** Start EXERCISE DATA **

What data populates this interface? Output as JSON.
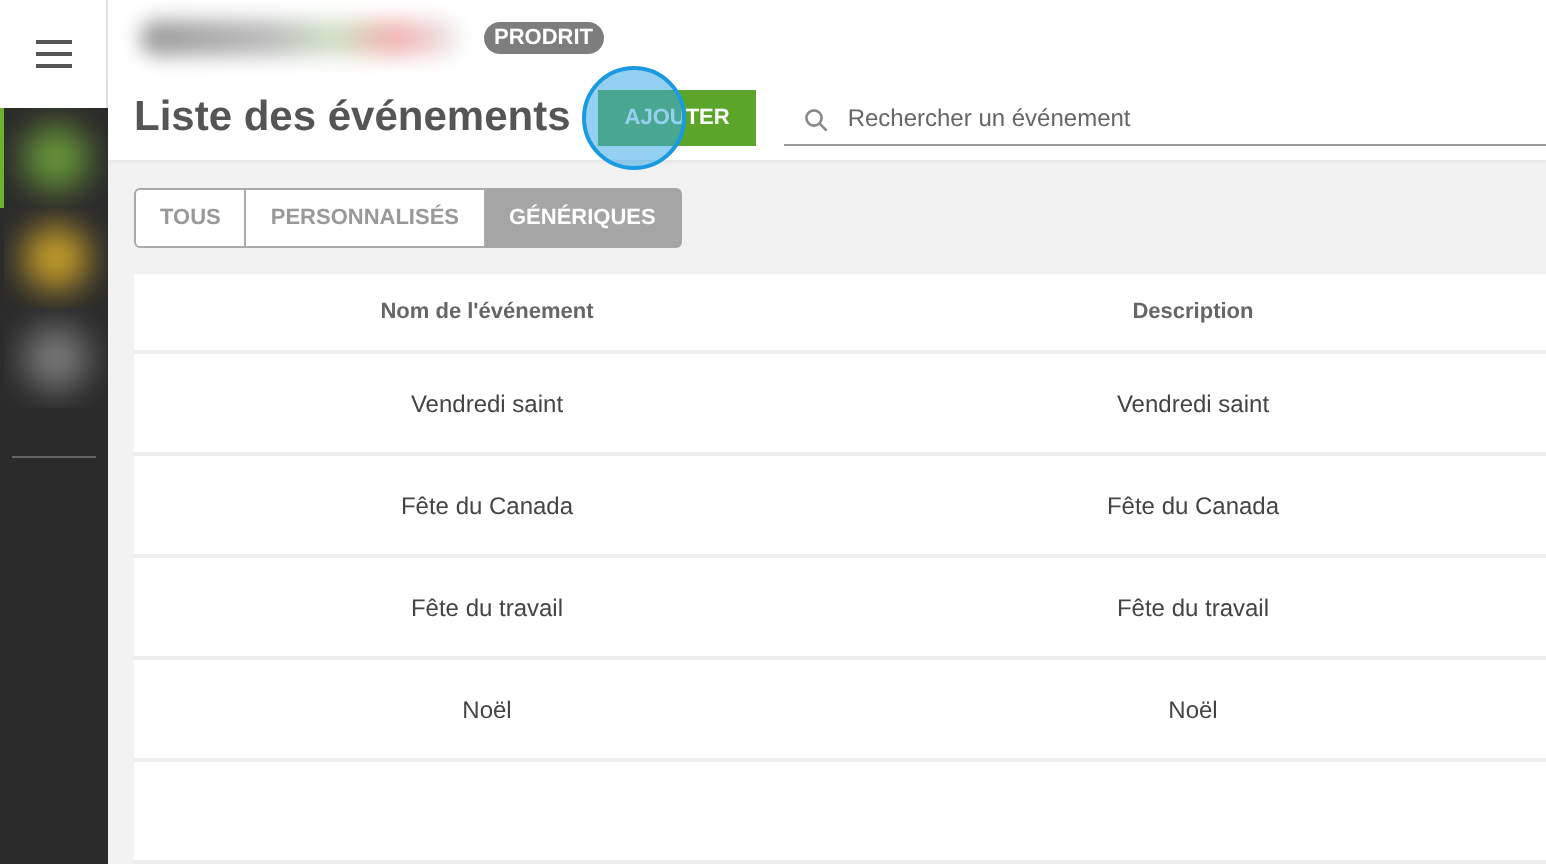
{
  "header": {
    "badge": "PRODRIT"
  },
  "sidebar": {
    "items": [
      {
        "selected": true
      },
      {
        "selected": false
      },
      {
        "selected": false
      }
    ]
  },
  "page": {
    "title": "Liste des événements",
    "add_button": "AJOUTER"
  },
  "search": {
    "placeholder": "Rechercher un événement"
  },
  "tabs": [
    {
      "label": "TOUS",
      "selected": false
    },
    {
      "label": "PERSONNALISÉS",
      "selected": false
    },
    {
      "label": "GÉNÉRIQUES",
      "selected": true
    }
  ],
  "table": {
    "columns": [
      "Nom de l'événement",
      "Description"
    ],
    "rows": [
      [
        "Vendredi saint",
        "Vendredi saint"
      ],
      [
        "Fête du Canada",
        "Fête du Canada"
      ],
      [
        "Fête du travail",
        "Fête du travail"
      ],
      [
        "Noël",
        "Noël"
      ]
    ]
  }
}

** End EXERCISE DATA **

> PROBLEM DESCRIPTION
Transcribe all of the material exactly, leaving out whatever pictures it contains.

> COMPLETED EXERCISE
What data populates this interface? Output as JSON.
{
  "header": {
    "badge": "PRODRIT"
  },
  "sidebar": {
    "items": [
      {
        "selected": true
      },
      {
        "selected": false
      },
      {
        "selected": false
      }
    ]
  },
  "page": {
    "title": "Liste des événements",
    "add_button": "AJOUTER"
  },
  "search": {
    "placeholder": "Rechercher un événement"
  },
  "tabs": [
    {
      "label": "TOUS",
      "selected": false
    },
    {
      "label": "PERSONNALISÉS",
      "selected": false
    },
    {
      "label": "GÉNÉRIQUES",
      "selected": true
    }
  ],
  "table": {
    "columns": [
      "Nom de l'événement",
      "Description"
    ],
    "rows": [
      [
        "Vendredi saint",
        "Vendredi saint"
      ],
      [
        "Fête du Canada",
        "Fête du Canada"
      ],
      [
        "Fête du travail",
        "Fête du travail"
      ],
      [
        "Noël",
        "Noël"
      ]
    ]
  }
}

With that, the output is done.